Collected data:
--- BEGIN ---

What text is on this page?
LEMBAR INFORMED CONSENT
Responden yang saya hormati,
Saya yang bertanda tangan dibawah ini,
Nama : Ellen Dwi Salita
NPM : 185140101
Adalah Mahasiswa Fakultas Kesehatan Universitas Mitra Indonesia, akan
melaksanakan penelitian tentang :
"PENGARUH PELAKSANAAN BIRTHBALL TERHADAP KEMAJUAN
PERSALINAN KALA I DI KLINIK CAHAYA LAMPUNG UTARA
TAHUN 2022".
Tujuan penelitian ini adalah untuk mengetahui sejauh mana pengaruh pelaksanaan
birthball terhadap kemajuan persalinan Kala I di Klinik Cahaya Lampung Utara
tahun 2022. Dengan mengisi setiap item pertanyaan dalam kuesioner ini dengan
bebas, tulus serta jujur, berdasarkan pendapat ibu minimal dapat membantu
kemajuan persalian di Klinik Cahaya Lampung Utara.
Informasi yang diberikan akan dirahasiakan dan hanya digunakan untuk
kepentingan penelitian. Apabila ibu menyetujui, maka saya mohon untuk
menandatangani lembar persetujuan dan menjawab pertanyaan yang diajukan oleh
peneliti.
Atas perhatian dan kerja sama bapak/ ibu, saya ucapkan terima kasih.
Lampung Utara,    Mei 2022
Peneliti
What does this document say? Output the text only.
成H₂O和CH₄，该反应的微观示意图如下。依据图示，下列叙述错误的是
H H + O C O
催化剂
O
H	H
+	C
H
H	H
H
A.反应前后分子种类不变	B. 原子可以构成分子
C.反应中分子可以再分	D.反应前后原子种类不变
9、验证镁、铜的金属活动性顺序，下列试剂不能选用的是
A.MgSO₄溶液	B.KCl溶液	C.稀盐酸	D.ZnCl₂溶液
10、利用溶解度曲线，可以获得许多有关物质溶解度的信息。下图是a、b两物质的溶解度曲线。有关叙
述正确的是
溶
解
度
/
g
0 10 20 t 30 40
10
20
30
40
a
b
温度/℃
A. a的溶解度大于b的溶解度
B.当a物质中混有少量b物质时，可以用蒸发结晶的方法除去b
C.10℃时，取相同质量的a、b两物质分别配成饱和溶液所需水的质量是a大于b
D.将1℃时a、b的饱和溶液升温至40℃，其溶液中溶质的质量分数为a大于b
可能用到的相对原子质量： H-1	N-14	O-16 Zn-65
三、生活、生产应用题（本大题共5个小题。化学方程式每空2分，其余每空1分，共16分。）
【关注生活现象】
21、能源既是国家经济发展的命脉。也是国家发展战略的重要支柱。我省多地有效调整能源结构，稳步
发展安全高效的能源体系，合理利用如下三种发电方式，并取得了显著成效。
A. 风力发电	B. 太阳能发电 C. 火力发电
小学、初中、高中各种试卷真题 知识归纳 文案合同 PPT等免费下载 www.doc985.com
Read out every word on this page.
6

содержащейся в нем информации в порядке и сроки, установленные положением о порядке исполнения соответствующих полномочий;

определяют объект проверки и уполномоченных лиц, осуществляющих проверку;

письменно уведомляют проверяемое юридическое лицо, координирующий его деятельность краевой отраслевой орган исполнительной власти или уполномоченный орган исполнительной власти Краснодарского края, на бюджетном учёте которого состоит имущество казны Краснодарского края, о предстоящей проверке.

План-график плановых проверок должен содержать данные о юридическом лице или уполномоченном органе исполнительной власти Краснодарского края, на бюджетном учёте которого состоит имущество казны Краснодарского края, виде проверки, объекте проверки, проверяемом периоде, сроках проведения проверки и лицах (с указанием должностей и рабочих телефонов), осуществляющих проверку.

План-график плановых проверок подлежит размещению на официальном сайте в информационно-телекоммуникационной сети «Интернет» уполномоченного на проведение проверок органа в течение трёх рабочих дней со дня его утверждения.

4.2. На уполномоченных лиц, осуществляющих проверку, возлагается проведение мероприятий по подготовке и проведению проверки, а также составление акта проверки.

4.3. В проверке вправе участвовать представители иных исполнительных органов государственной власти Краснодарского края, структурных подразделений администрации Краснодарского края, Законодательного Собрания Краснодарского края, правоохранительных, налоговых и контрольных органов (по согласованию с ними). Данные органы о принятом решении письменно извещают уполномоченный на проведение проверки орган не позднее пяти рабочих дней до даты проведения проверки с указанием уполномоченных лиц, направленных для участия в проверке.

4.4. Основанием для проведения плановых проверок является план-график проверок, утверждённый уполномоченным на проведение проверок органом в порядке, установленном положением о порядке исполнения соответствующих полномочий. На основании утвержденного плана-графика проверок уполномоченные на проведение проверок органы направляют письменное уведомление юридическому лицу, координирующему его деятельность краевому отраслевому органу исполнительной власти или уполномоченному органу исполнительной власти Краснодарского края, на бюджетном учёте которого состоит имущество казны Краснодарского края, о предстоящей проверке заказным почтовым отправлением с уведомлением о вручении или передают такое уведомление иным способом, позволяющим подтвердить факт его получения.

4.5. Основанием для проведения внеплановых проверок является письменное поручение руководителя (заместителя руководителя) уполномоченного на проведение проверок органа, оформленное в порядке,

--- END ---

▸ **Set exercise**: Each line in the entries above that includes the string "What" should be extracted.

▸ **Correct answer**:
What text is on this page?
What does this document say? Output the text only.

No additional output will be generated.